__EXERCISE GOAL__: Read the listing and extract each line that includes the word "Preferences".

[Records from a data collection]
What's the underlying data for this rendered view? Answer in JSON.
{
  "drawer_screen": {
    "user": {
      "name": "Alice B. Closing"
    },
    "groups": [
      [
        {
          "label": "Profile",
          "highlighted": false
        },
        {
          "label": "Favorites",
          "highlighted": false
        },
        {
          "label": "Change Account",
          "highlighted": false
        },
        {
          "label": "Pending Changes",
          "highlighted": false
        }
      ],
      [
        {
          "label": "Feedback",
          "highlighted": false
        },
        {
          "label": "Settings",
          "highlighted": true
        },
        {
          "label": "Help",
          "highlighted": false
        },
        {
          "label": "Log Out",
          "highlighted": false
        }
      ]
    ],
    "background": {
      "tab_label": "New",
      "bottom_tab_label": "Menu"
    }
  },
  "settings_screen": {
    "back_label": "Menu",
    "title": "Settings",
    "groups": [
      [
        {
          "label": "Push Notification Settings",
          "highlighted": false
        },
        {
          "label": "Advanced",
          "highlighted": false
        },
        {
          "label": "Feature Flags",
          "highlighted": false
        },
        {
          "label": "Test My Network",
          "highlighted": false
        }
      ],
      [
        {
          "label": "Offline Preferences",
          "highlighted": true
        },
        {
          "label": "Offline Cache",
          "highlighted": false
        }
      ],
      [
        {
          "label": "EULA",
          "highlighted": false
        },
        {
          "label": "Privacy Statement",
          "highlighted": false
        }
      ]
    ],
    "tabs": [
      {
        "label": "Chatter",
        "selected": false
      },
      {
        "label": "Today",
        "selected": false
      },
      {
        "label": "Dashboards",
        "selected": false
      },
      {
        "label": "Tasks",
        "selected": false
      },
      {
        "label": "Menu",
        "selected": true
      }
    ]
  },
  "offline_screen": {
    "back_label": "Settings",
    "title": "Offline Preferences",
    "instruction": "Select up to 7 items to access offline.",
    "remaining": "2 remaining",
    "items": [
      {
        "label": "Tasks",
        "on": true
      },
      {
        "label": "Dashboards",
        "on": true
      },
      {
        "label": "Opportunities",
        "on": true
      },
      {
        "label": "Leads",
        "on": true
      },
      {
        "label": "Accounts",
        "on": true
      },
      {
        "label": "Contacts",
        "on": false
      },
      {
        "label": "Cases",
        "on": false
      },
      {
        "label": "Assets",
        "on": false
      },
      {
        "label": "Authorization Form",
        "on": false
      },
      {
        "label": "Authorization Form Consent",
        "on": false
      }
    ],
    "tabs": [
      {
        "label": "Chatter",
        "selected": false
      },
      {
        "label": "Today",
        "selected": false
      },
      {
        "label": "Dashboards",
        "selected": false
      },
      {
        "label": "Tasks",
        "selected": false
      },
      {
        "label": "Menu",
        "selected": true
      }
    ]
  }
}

__ANSWER__:
          "label": "Offline Preferences",
    "title": "Offline Preferences",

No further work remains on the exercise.